** Start **

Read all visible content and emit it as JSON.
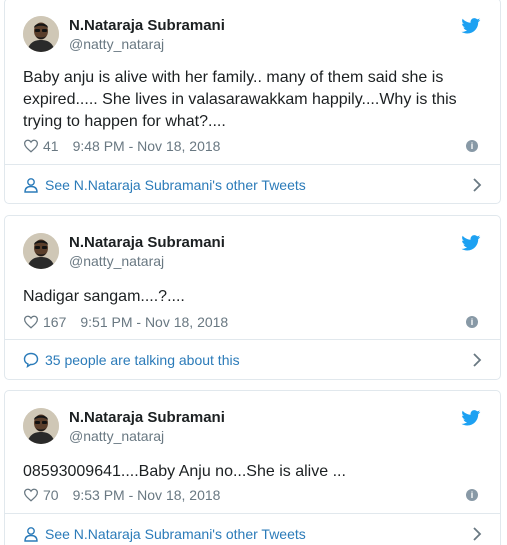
{
  "author": {
    "name": "N.Nataraja Subramani",
    "handle": "@natty_nataraj"
  },
  "tweets": [
    {
      "text": "Baby anju is alive with her family.. many of them said she is expired..... She lives in valasarawakkam happily....Why is this trying to happen for what?....",
      "likes": "41",
      "timestamp": "9:48 PM - Nov 18, 2018",
      "footer_label": "See N.Nataraja Subramani's other Tweets",
      "footer_icon": "person-icon"
    },
    {
      "text": "Nadigar sangam....?....",
      "likes": "167",
      "timestamp": "9:51 PM - Nov 18, 2018",
      "footer_label": "35 people are talking about this",
      "footer_icon": "speech-bubble-icon"
    },
    {
      "text": "08593009641....Baby Anju no...She is alive ...",
      "likes": "70",
      "timestamp": "9:53 PM - Nov 18, 2018",
      "footer_label": "See N.Nataraja Subramani's other Tweets",
      "footer_icon": "person-icon"
    }
  ],
  "colors": {
    "twitter_blue": "#1da1f2",
    "link_blue": "#2b7bb9",
    "muted": "#697882",
    "border": "#e1e8ed"
  }
}
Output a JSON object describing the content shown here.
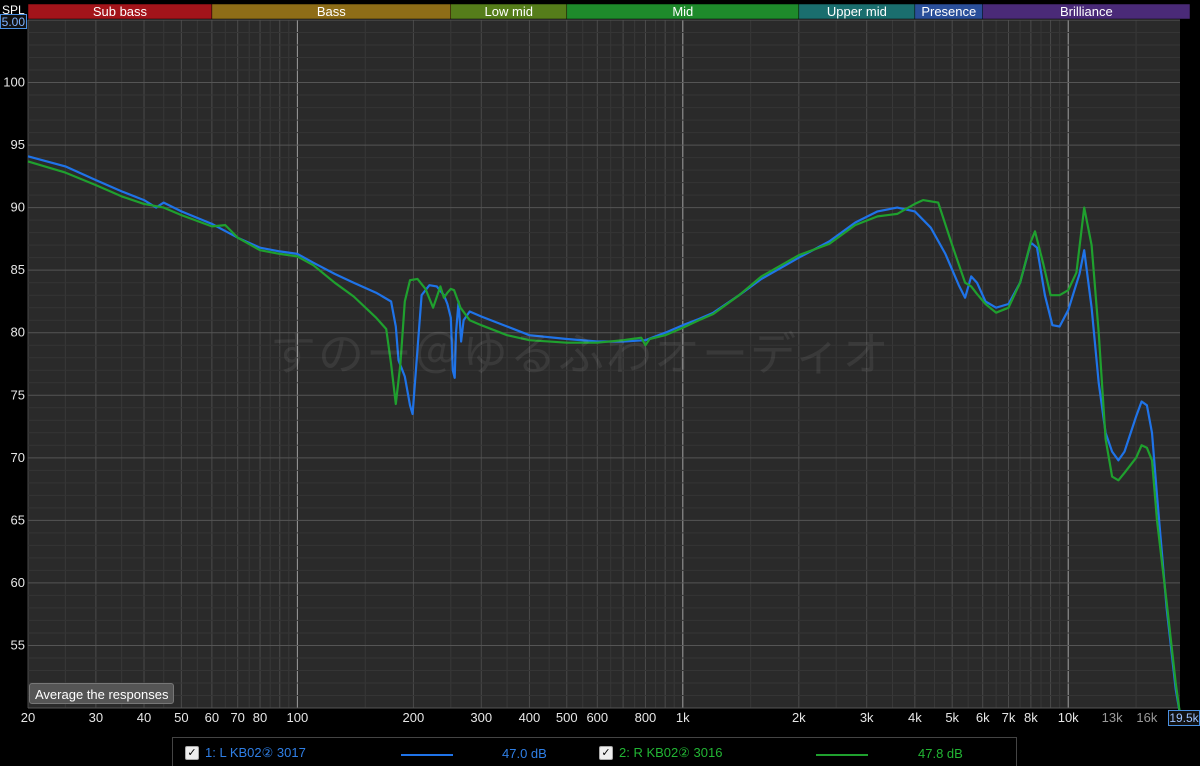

** End **

Goal of the exercise
Where a line of the data holds "alive", show that line.

Result of this exercise
      "text": "Baby anju is alive with her family.. many of them said she is expired..... She lives in valasarawakkam happily....Why is this trying to happen for what?....",
      "text": "08593009641....Baby Anju no...She is alive ...",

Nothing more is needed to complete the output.